» **Brief**:
Locate the lines of the listing below that hold "from", then copy each of them.

Records:

★ ★ ★

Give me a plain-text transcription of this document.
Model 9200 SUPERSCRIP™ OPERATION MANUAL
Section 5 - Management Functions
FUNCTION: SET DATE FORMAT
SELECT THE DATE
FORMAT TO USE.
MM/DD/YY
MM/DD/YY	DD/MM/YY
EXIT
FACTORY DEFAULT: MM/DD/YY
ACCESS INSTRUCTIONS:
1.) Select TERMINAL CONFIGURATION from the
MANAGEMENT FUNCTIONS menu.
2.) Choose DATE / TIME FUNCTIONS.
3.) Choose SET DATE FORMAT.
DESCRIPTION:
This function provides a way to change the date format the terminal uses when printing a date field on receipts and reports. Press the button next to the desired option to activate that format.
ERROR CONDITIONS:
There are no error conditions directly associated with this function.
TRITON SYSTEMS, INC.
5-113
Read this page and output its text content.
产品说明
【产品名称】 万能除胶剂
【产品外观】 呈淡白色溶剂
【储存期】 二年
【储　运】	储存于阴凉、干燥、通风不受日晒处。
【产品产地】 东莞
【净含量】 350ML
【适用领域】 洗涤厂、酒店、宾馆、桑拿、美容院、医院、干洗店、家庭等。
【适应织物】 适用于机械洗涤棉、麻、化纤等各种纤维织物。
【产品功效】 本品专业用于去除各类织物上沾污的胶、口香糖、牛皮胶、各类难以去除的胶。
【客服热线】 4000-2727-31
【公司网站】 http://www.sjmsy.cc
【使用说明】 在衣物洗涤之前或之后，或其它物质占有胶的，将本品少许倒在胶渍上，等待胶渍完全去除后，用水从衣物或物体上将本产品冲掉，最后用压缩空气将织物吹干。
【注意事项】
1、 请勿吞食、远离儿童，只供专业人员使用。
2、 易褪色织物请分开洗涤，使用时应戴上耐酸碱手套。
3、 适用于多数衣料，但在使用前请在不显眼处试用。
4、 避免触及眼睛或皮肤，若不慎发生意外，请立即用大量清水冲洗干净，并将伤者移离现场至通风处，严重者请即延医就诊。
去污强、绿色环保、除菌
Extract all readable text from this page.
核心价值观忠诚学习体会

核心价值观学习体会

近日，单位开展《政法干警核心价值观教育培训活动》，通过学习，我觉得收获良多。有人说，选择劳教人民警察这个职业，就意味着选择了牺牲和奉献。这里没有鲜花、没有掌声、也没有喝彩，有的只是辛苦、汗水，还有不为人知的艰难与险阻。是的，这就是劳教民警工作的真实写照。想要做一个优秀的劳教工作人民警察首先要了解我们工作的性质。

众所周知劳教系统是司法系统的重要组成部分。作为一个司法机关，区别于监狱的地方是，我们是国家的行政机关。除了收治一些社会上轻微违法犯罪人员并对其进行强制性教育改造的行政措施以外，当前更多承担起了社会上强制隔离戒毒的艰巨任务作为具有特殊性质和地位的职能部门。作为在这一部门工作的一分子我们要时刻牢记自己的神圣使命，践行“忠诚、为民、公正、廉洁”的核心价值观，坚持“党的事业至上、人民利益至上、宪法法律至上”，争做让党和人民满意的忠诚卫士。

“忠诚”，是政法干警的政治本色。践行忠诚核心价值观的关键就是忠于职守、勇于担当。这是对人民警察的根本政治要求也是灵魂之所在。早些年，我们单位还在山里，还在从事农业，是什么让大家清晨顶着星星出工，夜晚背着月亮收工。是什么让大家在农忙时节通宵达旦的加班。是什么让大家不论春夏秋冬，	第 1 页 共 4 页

★ ★ ★

» **Answer below**:
1.) Select TERMINAL CONFIGURATION from the
Extract all readable text from this page.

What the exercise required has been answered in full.